**VORLIEGENDER AUSZUG:**
>>>

MBB baut mit an europäischem SDI

Bundesregierung beauftragt MBB und AEG, gemeinsam mit den USA eine Anti-Raketen-Rakete zu entwickeln Forschungsprojekt läuft bereits seit Anfang der achtziger Jahre / System soll bis 1991 produktionsreif sein  ■  Von Jürgen Gottschlich

Berlin(taz)- Die Bundesregierung soll nach Informationen des US-Magazins 'Defense News‘ Ende letzter Woche in Washington einen Vertrag unterschrieben haben, der eine deutsche Beteiligung an einer Anti-Raketen-Rakete festlegt. Danach soll das System, ursprünglich vom US-Konzern Raytheon entwickelt, nun gemeinsam mit MBB und AEG produktionsreif gemacht werden.

Karsten Voigt, Obmann der SPD im Auswärtigen Ausschuß, forderte gestern in Bonn die Bundesregierung auf, die zuständigen Ausschüsse des Bundestages endlich über das Projekt zu unterrichten beziehungsweise die bislang getroffenen Vereinbarungen rückgängig zu machen. Die Stationierung einer Anti-Raketen-Rakete, so Voigt, ist zumindestens eine Aushöhlung des ABM-Vertrages der den USA und der Sowjetion die Stationierung solcher Systeme bis auf wenige Ausnahmen verbietet. Für Voigt ist die Entwicklung dieser Anti-Raketen-Rakete „ein Schritt in Richtung auf ein europäisches SDI-Konzept“ analog zu dem der USA, die „ja auch dabei sind, SDI vom Weltraum auf den Boden zu verlagern“.

<<<

**BEREITGESTELLTE DATEN:**
>>>

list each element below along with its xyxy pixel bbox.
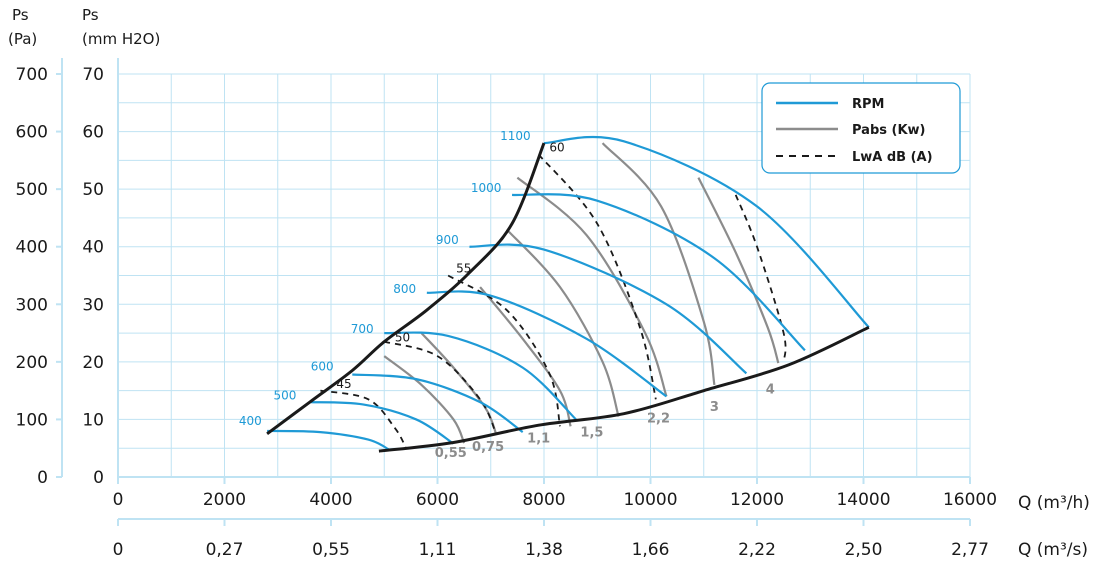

<<<

**GESTELLTE AUFGABE A:** Schreiben Sie aus dem Artikel über die Anti-Raketen-Rakete den Abschnitt wortgetreu nieder, der mit "Bundesregierung beauftragt MBB" beginnt und sich bis einschließlich "produktionsreif gemacht werden." erstreckt.
**GESTELLTE AUFGABE B:** Legen Sie in ein bis drei Sätzen dar, weshalb Karsten Voigt laut dem Artikel über die Anti-Raketen-Rakete deren Stationierung als Aushöhlung des ABM-Vertrages betrachtet.
Die Auflistung ist hierfür ohne Belang.

**SCHRIFTLICHE ANTWORT A:**
Bundesregierung beauftragt MBB und AEG, gemeinsam mit den USA eine Anti-Raketen-Rakete zu entwickeln Forschungsprojekt läuft bereits seit Anfang der achtziger Jahre / System soll bis 1991 produktionsreif sein  ■  Von Jürgen Gottschlich

Berlin(taz)- Die Bundesregierung soll nach Informationen des US-Magazins 'Defense News‘ Ende letzter Woche in Washington einen Vertrag unterschrieben haben, der eine deutsche Beteiligung an einer Anti-Raketen-Rakete festlegt. Danach soll das System, ursprünglich vom US-Konzern Raytheon entwickelt, nun gemeinsam mit MBB und AEG produktionsreif gemacht werden.

**SCHRIFTLICHE ANTWORT B:** Der ABM-Vertrag verbietet den USA und der Sowjetunion die Stationierung solcher Systeme bis auf wenige Ausnahmen. Die Stationierung einer Anti-Raketen-Rakete stellt deshalb nach Voigt zumindest eine Aushöhlung dieses Vertrages dar.